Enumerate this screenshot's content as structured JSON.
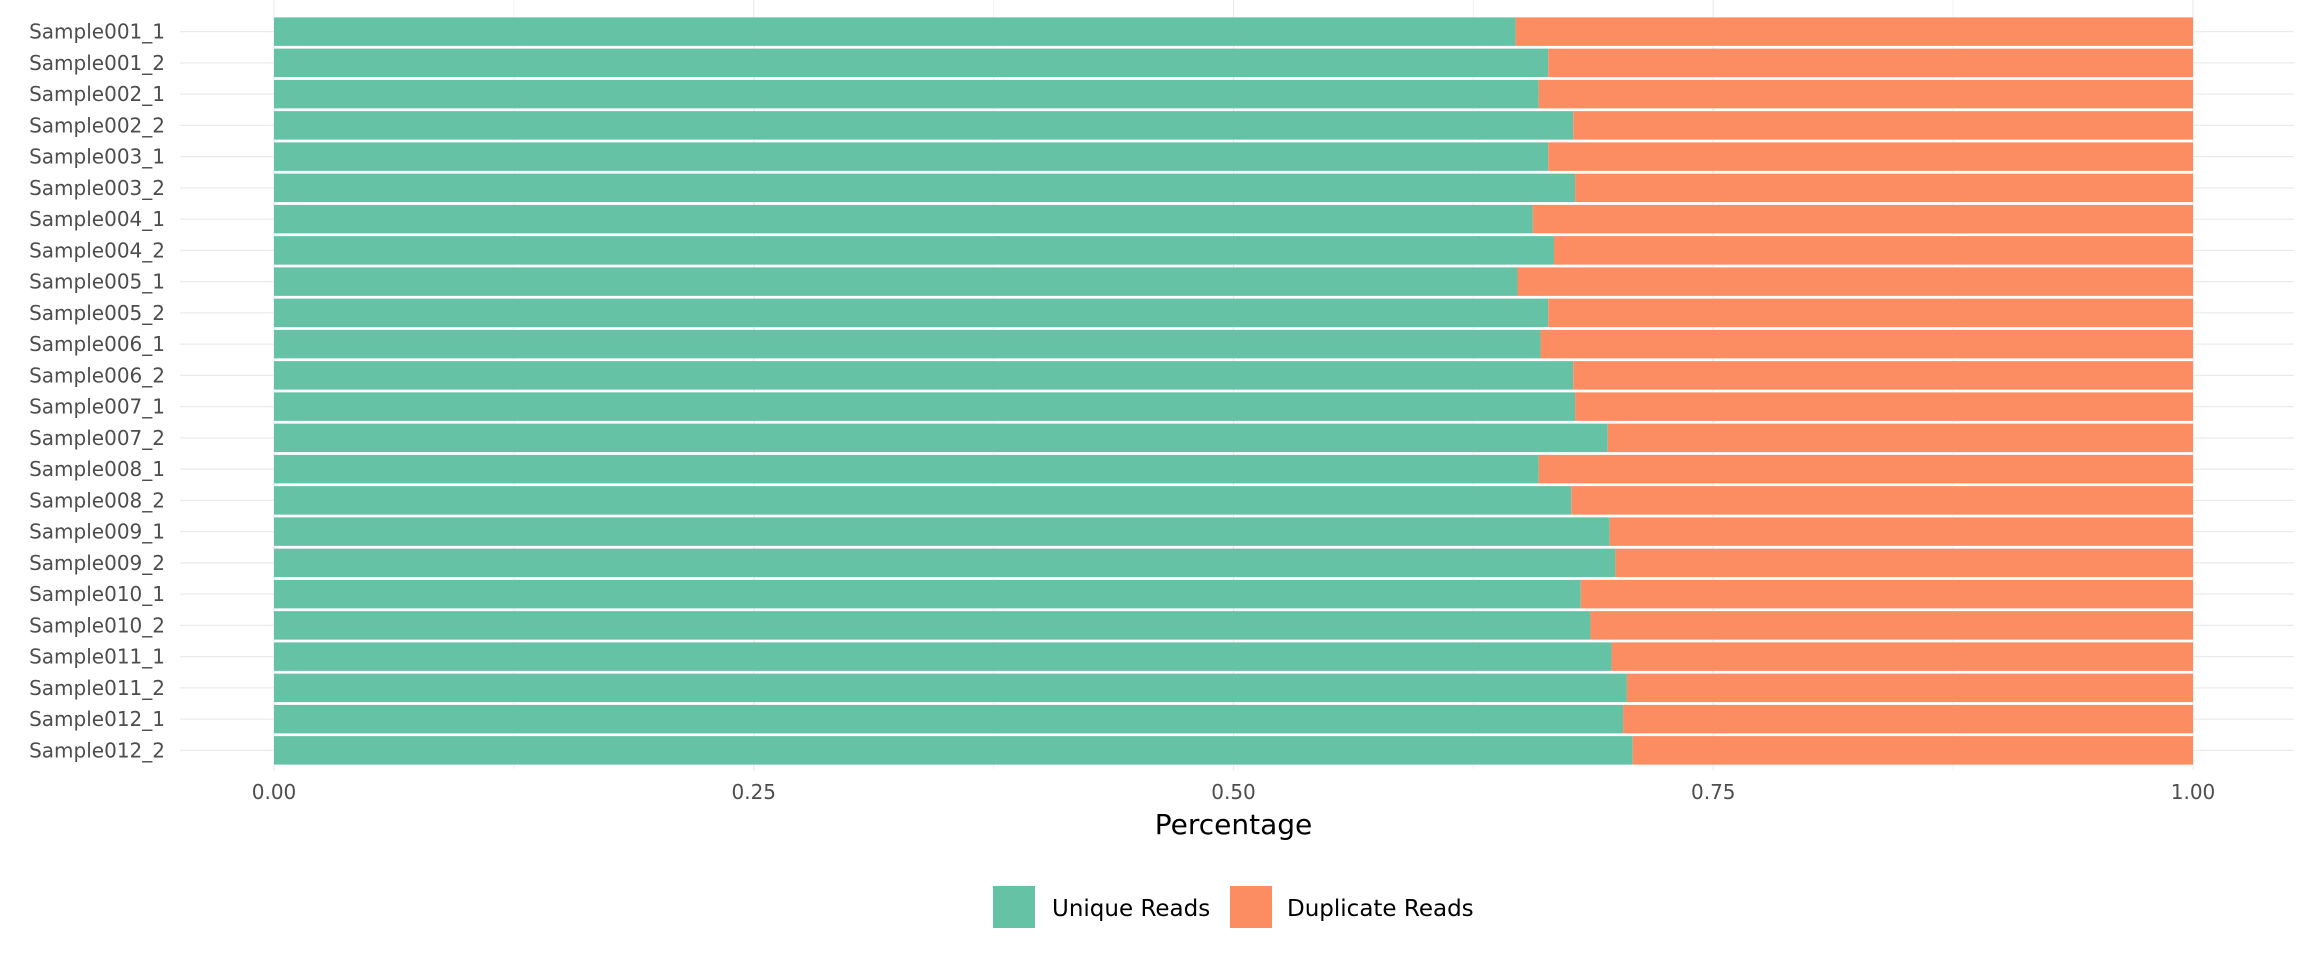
{
  "chart_data": {
    "type": "bar",
    "orientation": "horizontal",
    "stacked": true,
    "xlabel": "Percentage",
    "ylabel": "",
    "xlim": [
      0,
      1
    ],
    "x_ticks": [
      "0.00",
      "0.25",
      "0.50",
      "0.75",
      "1.00"
    ],
    "x_tick_values": [
      0,
      0.25,
      0.5,
      0.75,
      1.0
    ],
    "grid": true,
    "legend_position": "bottom",
    "categories": [
      "Sample001_1",
      "Sample001_2",
      "Sample002_1",
      "Sample002_2",
      "Sample003_1",
      "Sample003_2",
      "Sample004_1",
      "Sample004_2",
      "Sample005_1",
      "Sample005_2",
      "Sample006_1",
      "Sample006_2",
      "Sample007_1",
      "Sample007_2",
      "Sample008_1",
      "Sample008_2",
      "Sample009_1",
      "Sample009_2",
      "Sample010_1",
      "Sample010_2",
      "Sample011_1",
      "Sample011_2",
      "Sample012_1",
      "Sample012_2"
    ],
    "series": [
      {
        "name": "Unique Reads",
        "color": "#66c2a5",
        "values": [
          0.647,
          0.664,
          0.659,
          0.677,
          0.664,
          0.678,
          0.656,
          0.667,
          0.648,
          0.664,
          0.66,
          0.677,
          0.678,
          0.695,
          0.659,
          0.676,
          0.696,
          0.699,
          0.681,
          0.686,
          0.697,
          0.705,
          0.703,
          0.708
        ]
      },
      {
        "name": "Duplicate Reads",
        "color": "#fc8d62",
        "values": [
          0.353,
          0.336,
          0.341,
          0.323,
          0.336,
          0.322,
          0.344,
          0.333,
          0.352,
          0.336,
          0.34,
          0.323,
          0.322,
          0.305,
          0.341,
          0.324,
          0.304,
          0.301,
          0.319,
          0.314,
          0.303,
          0.295,
          0.297,
          0.292
        ]
      }
    ]
  }
}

***

WHAT IS ASKED :: Reproduce every line of the material precisely, omitting its pictures.

WRITTEN ANSWER ::
Enumerate this screenshot's content as structured JSON.
{
  "chart_data": {
    "type": "bar",
    "orientation": "horizontal",
    "stacked": true,
    "xlabel": "Percentage",
    "ylabel": "",
    "xlim": [
      0,
      1
    ],
    "x_ticks": [
      "0.00",
      "0.25",
      "0.50",
      "0.75",
      "1.00"
    ],
    "x_tick_values": [
      0,
      0.25,
      0.5,
      0.75,
      1.0
    ],
    "grid": true,
    "legend_position": "bottom",
    "categories": [
      "Sample001_1",
      "Sample001_2",
      "Sample002_1",
      "Sample002_2",
      "Sample003_1",
      "Sample003_2",
      "Sample004_1",
      "Sample004_2",
      "Sample005_1",
      "Sample005_2",
      "Sample006_1",
      "Sample006_2",
      "Sample007_1",
      "Sample007_2",
      "Sample008_1",
      "Sample008_2",
      "Sample009_1",
      "Sample009_2",
      "Sample010_1",
      "Sample010_2",
      "Sample011_1",
      "Sample011_2",
      "Sample012_1",
      "Sample012_2"
    ],
    "series": [
      {
        "name": "Unique Reads",
        "color": "#66c2a5",
        "values": [
          0.647,
          0.664,
          0.659,
          0.677,
          0.664,
          0.678,
          0.656,
          0.667,
          0.648,
          0.664,
          0.66,
          0.677,
          0.678,
          0.695,
          0.659,
          0.676,
          0.696,
          0.699,
          0.681,
          0.686,
          0.697,
          0.705,
          0.703,
          0.708
        ]
      },
      {
        "name": "Duplicate Reads",
        "color": "#fc8d62",
        "values": [
          0.353,
          0.336,
          0.341,
          0.323,
          0.336,
          0.322,
          0.344,
          0.333,
          0.352,
          0.336,
          0.34,
          0.323,
          0.322,
          0.305,
          0.341,
          0.324,
          0.304,
          0.301,
          0.319,
          0.314,
          0.303,
          0.295,
          0.297,
          0.292
        ]
      }
    ]
  }
}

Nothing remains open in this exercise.